┌─ Record extracts

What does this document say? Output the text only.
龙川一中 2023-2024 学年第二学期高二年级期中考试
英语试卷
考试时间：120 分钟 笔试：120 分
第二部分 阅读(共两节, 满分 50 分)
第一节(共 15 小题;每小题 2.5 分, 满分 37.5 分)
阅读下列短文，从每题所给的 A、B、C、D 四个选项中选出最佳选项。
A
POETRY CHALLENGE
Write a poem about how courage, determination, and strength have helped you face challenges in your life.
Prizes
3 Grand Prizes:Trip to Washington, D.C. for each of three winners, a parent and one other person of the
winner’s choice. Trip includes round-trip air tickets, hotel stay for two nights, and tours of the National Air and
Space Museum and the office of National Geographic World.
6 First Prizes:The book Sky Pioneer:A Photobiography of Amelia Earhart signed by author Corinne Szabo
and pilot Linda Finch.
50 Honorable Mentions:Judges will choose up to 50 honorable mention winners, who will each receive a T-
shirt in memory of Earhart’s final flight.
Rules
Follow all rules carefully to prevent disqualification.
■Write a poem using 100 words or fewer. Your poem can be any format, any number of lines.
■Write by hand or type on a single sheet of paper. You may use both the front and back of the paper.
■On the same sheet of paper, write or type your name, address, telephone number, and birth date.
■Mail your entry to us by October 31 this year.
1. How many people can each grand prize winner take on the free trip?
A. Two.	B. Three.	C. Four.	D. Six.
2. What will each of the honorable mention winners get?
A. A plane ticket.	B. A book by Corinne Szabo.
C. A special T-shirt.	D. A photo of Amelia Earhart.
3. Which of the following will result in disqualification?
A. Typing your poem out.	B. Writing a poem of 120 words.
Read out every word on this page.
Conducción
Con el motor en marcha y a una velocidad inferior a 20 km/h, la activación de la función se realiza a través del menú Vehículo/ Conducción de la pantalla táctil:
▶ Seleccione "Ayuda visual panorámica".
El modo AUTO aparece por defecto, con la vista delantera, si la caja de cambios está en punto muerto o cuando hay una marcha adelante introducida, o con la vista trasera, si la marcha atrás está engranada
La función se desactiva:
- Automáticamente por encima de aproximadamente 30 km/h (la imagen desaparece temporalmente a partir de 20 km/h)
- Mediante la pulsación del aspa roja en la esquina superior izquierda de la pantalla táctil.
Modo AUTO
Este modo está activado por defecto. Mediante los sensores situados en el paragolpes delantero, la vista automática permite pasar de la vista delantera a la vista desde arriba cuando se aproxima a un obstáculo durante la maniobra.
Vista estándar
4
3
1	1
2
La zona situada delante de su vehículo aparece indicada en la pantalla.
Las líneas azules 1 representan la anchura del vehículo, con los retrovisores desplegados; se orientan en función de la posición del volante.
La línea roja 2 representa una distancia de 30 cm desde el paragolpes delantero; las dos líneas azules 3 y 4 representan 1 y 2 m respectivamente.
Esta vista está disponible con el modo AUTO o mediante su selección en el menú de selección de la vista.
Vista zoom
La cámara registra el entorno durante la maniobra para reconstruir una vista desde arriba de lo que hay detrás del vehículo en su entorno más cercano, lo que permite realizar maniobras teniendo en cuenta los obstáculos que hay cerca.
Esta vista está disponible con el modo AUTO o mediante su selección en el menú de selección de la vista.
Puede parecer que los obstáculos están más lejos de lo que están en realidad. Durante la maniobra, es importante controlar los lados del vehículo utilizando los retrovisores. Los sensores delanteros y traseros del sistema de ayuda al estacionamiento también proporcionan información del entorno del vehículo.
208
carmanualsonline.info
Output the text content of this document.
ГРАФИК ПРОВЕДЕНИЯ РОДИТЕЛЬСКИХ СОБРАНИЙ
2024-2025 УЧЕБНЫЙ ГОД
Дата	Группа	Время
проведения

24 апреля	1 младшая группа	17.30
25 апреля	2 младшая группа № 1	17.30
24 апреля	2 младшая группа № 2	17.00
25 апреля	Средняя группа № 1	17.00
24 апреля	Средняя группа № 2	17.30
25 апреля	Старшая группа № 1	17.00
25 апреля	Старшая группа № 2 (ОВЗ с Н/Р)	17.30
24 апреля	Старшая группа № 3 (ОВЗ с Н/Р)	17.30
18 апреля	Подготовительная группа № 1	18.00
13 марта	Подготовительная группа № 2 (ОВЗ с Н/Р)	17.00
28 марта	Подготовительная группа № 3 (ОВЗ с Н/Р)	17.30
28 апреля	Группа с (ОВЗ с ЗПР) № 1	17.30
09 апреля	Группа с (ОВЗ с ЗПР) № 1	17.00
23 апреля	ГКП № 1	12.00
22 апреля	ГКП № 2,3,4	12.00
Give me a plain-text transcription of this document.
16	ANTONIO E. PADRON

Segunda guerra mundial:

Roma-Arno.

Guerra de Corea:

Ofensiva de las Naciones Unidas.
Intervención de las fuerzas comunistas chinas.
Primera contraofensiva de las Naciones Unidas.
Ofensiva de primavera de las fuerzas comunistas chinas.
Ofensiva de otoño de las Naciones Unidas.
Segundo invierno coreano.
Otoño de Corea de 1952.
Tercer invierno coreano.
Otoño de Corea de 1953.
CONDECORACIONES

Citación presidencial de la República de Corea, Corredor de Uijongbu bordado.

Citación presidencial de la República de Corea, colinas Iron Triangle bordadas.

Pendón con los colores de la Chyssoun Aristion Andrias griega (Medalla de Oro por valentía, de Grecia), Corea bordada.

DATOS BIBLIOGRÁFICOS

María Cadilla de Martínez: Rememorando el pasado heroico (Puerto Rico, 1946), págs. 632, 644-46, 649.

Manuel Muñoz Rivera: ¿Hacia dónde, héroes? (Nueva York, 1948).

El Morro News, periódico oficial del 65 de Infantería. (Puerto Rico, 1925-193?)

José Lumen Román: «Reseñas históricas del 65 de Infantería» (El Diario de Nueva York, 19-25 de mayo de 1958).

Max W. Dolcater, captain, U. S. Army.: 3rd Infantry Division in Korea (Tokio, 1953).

└─

### Task directions
Transcribe each entry precisely, missing none.

### The output
What does this document say? Output the text only.
龙川一中 2023-2024 学年第二学期高二年级期中考试
英语试卷
考试时间：120 分钟 笔试：120 分
第二部分 阅读(共两节, 满分 50 分)
第一节(共 15 小题;每小题 2.5 分, 满分 37.5 分)
阅读下列短文，从每题所给的 A、B、C、D 四个选项中选出最佳选项。
A
POETRY CHALLENGE
Write a poem about how courage, determination, and strength have helped you face challenges in your life.
Prizes
3 Grand Prizes:Trip to Washington, D.C. for each of three winners, a parent and one other person of the
winner’s choice. Trip includes round-trip air tickets, hotel stay for two nights, and tours of the National Air and
Space Museum and the office of National Geographic World.
6 First Prizes:The book Sky Pioneer:A Photobiography of Amelia Earhart signed by author Corinne Szabo
and pilot Linda Finch.
50 Honorable Mentions:Judges will choose up to 50 honorable mention winners, who will each receive a T-
shirt in memory of Earhart’s final flight.
Rules
Follow all rules carefully to prevent disqualification.
■Write a poem using 100 words or fewer. Your poem can be any format, any number of lines.
■Write by hand or type on a single sheet of paper. You may use both the front and back of the paper.
■On the same sheet of paper, write or type your name, address, telephone number, and birth date.
■Mail your entry to us by October 31 this year.
1. How many people can each grand prize winner take on the free trip?
A. Two.	B. Three.	C. Four.	D. Six.
2. What will each of the honorable mention winners get?
A. A plane ticket.	B. A book by Corinne Szabo.
C. A special T-shirt.	D. A photo of Amelia Earhart.
3. Which of the following will result in disqualification?
A. Typing your poem out.	B. Writing a poem of 120 words.
Read out every word on this page.
Conducción
Con el motor en marcha y a una velocidad inferior a 20 km/h, la activación de la función se realiza a través del menú Vehículo/ Conducción de la pantalla táctil:
▶ Seleccione "Ayuda visual panorámica".
El modo AUTO aparece por defecto, con la vista delantera, si la caja de cambios está en punto muerto o cuando hay una marcha adelante introducida, o con la vista trasera, si la marcha atrás está engranada
La función se desactiva:
- Automáticamente por encima de aproximadamente 30 km/h (la imagen desaparece temporalmente a partir de 20 km/h)
- Mediante la pulsación del aspa roja en la esquina superior izquierda de la pantalla táctil.
Modo AUTO
Este modo está activado por defecto. Mediante los sensores situados en el paragolpes delantero, la vista automática permite pasar de la vista delantera a la vista desde arriba cuando se aproxima a un obstáculo durante la maniobra.
Vista estándar
4
3
1	1
2
La zona situada delante de su vehículo aparece indicada en la pantalla.
Las líneas azules 1 representan la anchura del vehículo, con los retrovisores desplegados; se orientan en función de la posición del volante.
La línea roja 2 representa una distancia de 30 cm desde el paragolpes delantero; las dos líneas azules 3 y 4 representan 1 y 2 m respectivamente.
Esta vista está disponible con el modo AUTO o mediante su selección en el menú de selección de la vista.
Vista zoom
La cámara registra el entorno durante la maniobra para reconstruir una vista desde arriba de lo que hay detrás del vehículo en su entorno más cercano, lo que permite realizar maniobras teniendo en cuenta los obstáculos que hay cerca.
Esta vista está disponible con el modo AUTO o mediante su selección en el menú de selección de la vista.
Puede parecer que los obstáculos están más lejos de lo que están en realidad. Durante la maniobra, es importante controlar los lados del vehículo utilizando los retrovisores. Los sensores delanteros y traseros del sistema de ayuda al estacionamiento también proporcionan información del entorno del vehículo.
208
carmanualsonline.info
Output the text content of this document.
ГРАФИК ПРОВЕДЕНИЯ РОДИТЕЛЬСКИХ СОБРАНИЙ
2024-2025 УЧЕБНЫЙ ГОД
Дата	Группа	Время
проведения

24 апреля	1 младшая группа	17.30
25 апреля	2 младшая группа № 1	17.30
24 апреля	2 младшая группа № 2	17.00
25 апреля	Средняя группа № 1	17.00
24 апреля	Средняя группа № 2	17.30
25 апреля	Старшая группа № 1	17.00
25 апреля	Старшая группа № 2 (ОВЗ с Н/Р)	17.30
24 апреля	Старшая группа № 3 (ОВЗ с Н/Р)	17.30
18 апреля	Подготовительная группа № 1	18.00
13 марта	Подготовительная группа № 2 (ОВЗ с Н/Р)	17.00
28 марта	Подготовительная группа № 3 (ОВЗ с Н/Р)	17.30
28 апреля	Группа с (ОВЗ с ЗПР) № 1	17.30
09 апреля	Группа с (ОВЗ с ЗПР) № 1	17.00
23 апреля	ГКП № 1	12.00
22 апреля	ГКП № 2,3,4	12.00
Give me a plain-text transcription of this document.
16	ANTONIO E. PADRON

Segunda guerra mundial:

Roma-Arno.

Guerra de Corea:

Ofensiva de las Naciones Unidas.
Intervención de las fuerzas comunistas chinas.
Primera contraofensiva de las Naciones Unidas.
Ofensiva de primavera de las fuerzas comunistas chinas.
Ofensiva de otoño de las Naciones Unidas.
Segundo invierno coreano.
Otoño de Corea de 1952.
Tercer invierno coreano.
Otoño de Corea de 1953.
CONDECORACIONES

Citación presidencial de la República de Corea, Corredor de Uijongbu bordado.

Citación presidencial de la República de Corea, colinas Iron Triangle bordadas.

Pendón con los colores de la Chyssoun Aristion Andrias griega (Medalla de Oro por valentía, de Grecia), Corea bordada.

DATOS BIBLIOGRÁFICOS

María Cadilla de Martínez: Rememorando el pasado heroico (Puerto Rico, 1946), págs. 632, 644-46, 649.

Manuel Muñoz Rivera: ¿Hacia dónde, héroes? (Nueva York, 1948).

El Morro News, periódico oficial del 65 de Infantería. (Puerto Rico, 1925-193?)

José Lumen Román: «Reseñas históricas del 65 de Infantería» (El Diario de Nueva York, 19-25 de mayo de 1958).

Max W. Dolcater, captain, U. S. Army.: 3rd Infantry Division in Korea (Tokio, 1953).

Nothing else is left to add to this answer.